Requirement
Output all the material that follows, exactly as given.

Data rows
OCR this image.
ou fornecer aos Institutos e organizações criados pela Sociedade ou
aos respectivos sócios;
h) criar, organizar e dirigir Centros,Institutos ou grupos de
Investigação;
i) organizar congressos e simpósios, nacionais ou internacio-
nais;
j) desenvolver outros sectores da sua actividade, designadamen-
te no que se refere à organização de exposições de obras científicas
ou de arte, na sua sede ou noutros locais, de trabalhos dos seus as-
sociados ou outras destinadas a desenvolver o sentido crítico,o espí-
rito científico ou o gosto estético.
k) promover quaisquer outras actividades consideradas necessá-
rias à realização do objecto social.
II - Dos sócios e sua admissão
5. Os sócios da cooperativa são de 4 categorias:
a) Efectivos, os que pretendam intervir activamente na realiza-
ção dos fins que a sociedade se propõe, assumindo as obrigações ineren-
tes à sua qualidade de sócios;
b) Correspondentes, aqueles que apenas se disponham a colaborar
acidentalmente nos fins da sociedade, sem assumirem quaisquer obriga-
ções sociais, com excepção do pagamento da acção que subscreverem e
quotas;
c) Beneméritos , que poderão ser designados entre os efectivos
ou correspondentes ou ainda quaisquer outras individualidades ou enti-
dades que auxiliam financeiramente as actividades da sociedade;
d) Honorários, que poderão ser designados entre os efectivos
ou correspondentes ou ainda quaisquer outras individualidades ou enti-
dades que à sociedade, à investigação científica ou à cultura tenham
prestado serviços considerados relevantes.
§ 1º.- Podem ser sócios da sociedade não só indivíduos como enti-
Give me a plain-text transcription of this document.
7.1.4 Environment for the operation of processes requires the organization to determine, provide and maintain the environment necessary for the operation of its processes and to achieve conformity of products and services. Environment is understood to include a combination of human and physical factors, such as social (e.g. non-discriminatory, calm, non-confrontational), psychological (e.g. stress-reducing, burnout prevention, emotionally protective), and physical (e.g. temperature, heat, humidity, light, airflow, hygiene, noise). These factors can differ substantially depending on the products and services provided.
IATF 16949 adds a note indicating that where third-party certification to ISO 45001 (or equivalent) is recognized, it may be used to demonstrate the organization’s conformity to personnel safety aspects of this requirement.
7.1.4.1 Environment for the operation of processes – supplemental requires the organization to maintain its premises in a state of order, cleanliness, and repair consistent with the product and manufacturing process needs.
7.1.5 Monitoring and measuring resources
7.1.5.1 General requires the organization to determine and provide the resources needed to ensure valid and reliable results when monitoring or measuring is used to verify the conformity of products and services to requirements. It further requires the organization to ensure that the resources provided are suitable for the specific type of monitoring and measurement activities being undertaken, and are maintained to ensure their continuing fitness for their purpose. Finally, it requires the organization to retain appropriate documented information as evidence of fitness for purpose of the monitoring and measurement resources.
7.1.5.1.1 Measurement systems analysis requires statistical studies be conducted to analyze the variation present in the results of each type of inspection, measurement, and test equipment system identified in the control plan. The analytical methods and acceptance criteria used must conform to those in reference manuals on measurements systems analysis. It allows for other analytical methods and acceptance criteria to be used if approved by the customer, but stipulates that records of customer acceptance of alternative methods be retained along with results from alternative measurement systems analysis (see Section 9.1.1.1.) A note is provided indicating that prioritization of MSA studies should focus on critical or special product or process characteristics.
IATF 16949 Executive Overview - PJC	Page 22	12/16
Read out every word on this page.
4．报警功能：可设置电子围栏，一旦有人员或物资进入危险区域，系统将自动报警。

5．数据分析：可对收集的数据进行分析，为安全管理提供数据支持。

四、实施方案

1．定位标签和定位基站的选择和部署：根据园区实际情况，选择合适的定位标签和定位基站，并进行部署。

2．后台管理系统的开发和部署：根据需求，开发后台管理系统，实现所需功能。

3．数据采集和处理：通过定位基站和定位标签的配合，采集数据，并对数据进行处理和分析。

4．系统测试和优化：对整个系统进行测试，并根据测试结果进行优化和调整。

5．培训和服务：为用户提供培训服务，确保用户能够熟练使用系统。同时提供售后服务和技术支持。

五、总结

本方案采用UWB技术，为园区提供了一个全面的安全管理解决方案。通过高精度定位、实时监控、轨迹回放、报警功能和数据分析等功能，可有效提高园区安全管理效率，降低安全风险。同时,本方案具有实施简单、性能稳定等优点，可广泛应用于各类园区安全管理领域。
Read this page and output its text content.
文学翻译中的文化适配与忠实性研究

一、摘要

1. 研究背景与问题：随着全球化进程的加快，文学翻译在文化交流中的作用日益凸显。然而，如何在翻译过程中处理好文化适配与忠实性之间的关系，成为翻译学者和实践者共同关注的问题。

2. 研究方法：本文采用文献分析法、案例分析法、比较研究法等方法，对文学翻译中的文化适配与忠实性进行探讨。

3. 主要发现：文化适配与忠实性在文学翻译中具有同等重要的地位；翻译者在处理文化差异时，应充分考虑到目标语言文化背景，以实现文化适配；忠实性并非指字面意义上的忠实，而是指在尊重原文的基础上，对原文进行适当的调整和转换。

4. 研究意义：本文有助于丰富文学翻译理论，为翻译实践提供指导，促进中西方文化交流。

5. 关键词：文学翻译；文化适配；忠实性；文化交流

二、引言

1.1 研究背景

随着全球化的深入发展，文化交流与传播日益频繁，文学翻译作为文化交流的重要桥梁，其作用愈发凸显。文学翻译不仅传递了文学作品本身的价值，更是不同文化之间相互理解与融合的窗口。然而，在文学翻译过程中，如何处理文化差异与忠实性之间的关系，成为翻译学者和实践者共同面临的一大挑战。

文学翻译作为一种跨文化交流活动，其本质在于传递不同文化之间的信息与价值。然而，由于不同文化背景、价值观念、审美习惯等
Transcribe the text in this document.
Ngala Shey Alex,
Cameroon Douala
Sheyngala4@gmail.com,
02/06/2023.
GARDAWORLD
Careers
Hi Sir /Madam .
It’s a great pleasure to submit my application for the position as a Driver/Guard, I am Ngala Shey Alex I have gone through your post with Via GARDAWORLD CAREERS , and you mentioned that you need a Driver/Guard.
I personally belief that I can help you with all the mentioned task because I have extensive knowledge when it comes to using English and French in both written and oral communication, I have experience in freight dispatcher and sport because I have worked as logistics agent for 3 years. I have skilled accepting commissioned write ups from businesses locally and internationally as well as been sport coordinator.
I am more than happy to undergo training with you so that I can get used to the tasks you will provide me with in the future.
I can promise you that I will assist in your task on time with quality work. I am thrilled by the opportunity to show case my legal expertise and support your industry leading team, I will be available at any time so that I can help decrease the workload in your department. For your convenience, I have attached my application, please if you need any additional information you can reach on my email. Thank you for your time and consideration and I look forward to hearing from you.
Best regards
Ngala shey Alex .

Result
OCR this image.
ou fornecer aos Institutos e organizações criados pela Sociedade ou
aos respectivos sócios;
h) criar, organizar e dirigir Centros,Institutos ou grupos de
Investigação;
i) organizar congressos e simpósios, nacionais ou internacio-
nais;
j) desenvolver outros sectores da sua actividade, designadamen-
te no que se refere à organização de exposições de obras científicas
ou de arte, na sua sede ou noutros locais, de trabalhos dos seus as-
sociados ou outras destinadas a desenvolver o sentido crítico,o espí-
rito científico ou o gosto estético.
k) promover quaisquer outras actividades consideradas necessá-
rias à realização do objecto social.
II - Dos sócios e sua admissão
5. Os sócios da cooperativa são de 4 categorias:
a) Efectivos, os que pretendam intervir activamente na realiza-
ção dos fins que a sociedade se propõe, assumindo as obrigações ineren-
tes à sua qualidade de sócios;
b) Correspondentes, aqueles que apenas se disponham a colaborar
acidentalmente nos fins da sociedade, sem assumirem quaisquer obriga-
ções sociais, com excepção do pagamento da acção que subscreverem e
quotas;
c) Beneméritos , que poderão ser designados entre os efectivos
ou correspondentes ou ainda quaisquer outras individualidades ou enti-
dades que auxiliam financeiramente as actividades da sociedade;
d) Honorários, que poderão ser designados entre os efectivos
ou correspondentes ou ainda quaisquer outras individualidades ou enti-
dades que à sociedade, à investigação científica ou à cultura tenham
prestado serviços considerados relevantes.
§ 1º.- Podem ser sócios da sociedade não só indivíduos como enti-
Give me a plain-text transcription of this document.
7.1.4 Environment for the operation of processes requires the organization to determine, provide and maintain the environment necessary for the operation of its processes and to achieve conformity of products and services. Environment is understood to include a combination of human and physical factors, such as social (e.g. non-discriminatory, calm, non-confrontational), psychological (e.g. stress-reducing, burnout prevention, emotionally protective), and physical (e.g. temperature, heat, humidity, light, airflow, hygiene, noise). These factors can differ substantially depending on the products and services provided.
IATF 16949 adds a note indicating that where third-party certification to ISO 45001 (or equivalent) is recognized, it may be used to demonstrate the organization’s conformity to personnel safety aspects of this requirement.
7.1.4.1 Environment for the operation of processes – supplemental requires the organization to maintain its premises in a state of order, cleanliness, and repair consistent with the product and manufacturing process needs.
7.1.5 Monitoring and measuring resources
7.1.5.1 General requires the organization to determine and provide the resources needed to ensure valid and reliable results when monitoring or measuring is used to verify the conformity of products and services to requirements. It further requires the organization to ensure that the resources provided are suitable for the specific type of monitoring and measurement activities being undertaken, and are maintained to ensure their continuing fitness for their purpose. Finally, it requires the organization to retain appropriate documented information as evidence of fitness for purpose of the monitoring and measurement resources.
7.1.5.1.1 Measurement systems analysis requires statistical studies be conducted to analyze the variation present in the results of each type of inspection, measurement, and test equipment system identified in the control plan. The analytical methods and acceptance criteria used must conform to those in reference manuals on measurements systems analysis. It allows for other analytical methods and acceptance criteria to be used if approved by the customer, but stipulates that records of customer acceptance of alternative methods be retained along with results from alternative measurement systems analysis (see Section 9.1.1.1.) A note is provided indicating that prioritization of MSA studies should focus on critical or special product or process characteristics.
IATF 16949 Executive Overview - PJC	Page 22	12/16
Read out every word on this page.
4．报警功能：可设置电子围栏，一旦有人员或物资进入危险区域，系统将自动报警。

5．数据分析：可对收集的数据进行分析，为安全管理提供数据支持。

四、实施方案

1．定位标签和定位基站的选择和部署：根据园区实际情况，选择合适的定位标签和定位基站，并进行部署。

2．后台管理系统的开发和部署：根据需求，开发后台管理系统，实现所需功能。

3．数据采集和处理：通过定位基站和定位标签的配合，采集数据，并对数据进行处理和分析。

4．系统测试和优化：对整个系统进行测试，并根据测试结果进行优化和调整。

5．培训和服务：为用户提供培训服务，确保用户能够熟练使用系统。同时提供售后服务和技术支持。

五、总结

本方案采用UWB技术，为园区提供了一个全面的安全管理解决方案。通过高精度定位、实时监控、轨迹回放、报警功能和数据分析等功能，可有效提高园区安全管理效率，降低安全风险。同时,本方案具有实施简单、性能稳定等优点，可广泛应用于各类园区安全管理领域。
Read this page and output its text content.
文学翻译中的文化适配与忠实性研究

一、摘要

1. 研究背景与问题：随着全球化进程的加快，文学翻译在文化交流中的作用日益凸显。然而，如何在翻译过程中处理好文化适配与忠实性之间的关系，成为翻译学者和实践者共同关注的问题。

2. 研究方法：本文采用文献分析法、案例分析法、比较研究法等方法，对文学翻译中的文化适配与忠实性进行探讨。

3. 主要发现：文化适配与忠实性在文学翻译中具有同等重要的地位；翻译者在处理文化差异时，应充分考虑到目标语言文化背景，以实现文化适配；忠实性并非指字面意义上的忠实，而是指在尊重原文的基础上，对原文进行适当的调整和转换。

4. 研究意义：本文有助于丰富文学翻译理论，为翻译实践提供指导，促进中西方文化交流。

5. 关键词：文学翻译；文化适配；忠实性；文化交流

二、引言

1.1 研究背景

随着全球化的深入发展，文化交流与传播日益频繁，文学翻译作为文化交流的重要桥梁，其作用愈发凸显。文学翻译不仅传递了文学作品本身的价值，更是不同文化之间相互理解与融合的窗口。然而，在文学翻译过程中，如何处理文化差异与忠实性之间的关系，成为翻译学者和实践者共同面临的一大挑战。

文学翻译作为一种跨文化交流活动，其本质在于传递不同文化之间的信息与价值。然而，由于不同文化背景、价值观念、审美习惯等
Transcribe the text in this document.
Ngala Shey Alex,
Cameroon Douala
Sheyngala4@gmail.com,
02/06/2023.
GARDAWORLD
Careers
Hi Sir /Madam .
It’s a great pleasure to submit my application for the position as a Driver/Guard, I am Ngala Shey Alex I have gone through your post with Via GARDAWORLD CAREERS , and you mentioned that you need a Driver/Guard.
I personally belief that I can help you with all the mentioned task because I have extensive knowledge when it comes to using English and French in both written and oral communication, I have experience in freight dispatcher and sport because I have worked as logistics agent for 3 years. I have skilled accepting commissioned write ups from businesses locally and internationally as well as been sport coordinator.
I am more than happy to undergo training with you so that I can get used to the tasks you will provide me with in the future.
I can promise you that I will assist in your task on time with quality work. I am thrilled by the opportunity to show case my legal expertise and support your industry leading team, I will be available at any time so that I can help decrease the workload in your department. For your convenience, I have attached my application, please if you need any additional information you can reach on my email. Thank you for your time and consideration and I look forward to hearing from you.
Best regards
Ngala shey Alex .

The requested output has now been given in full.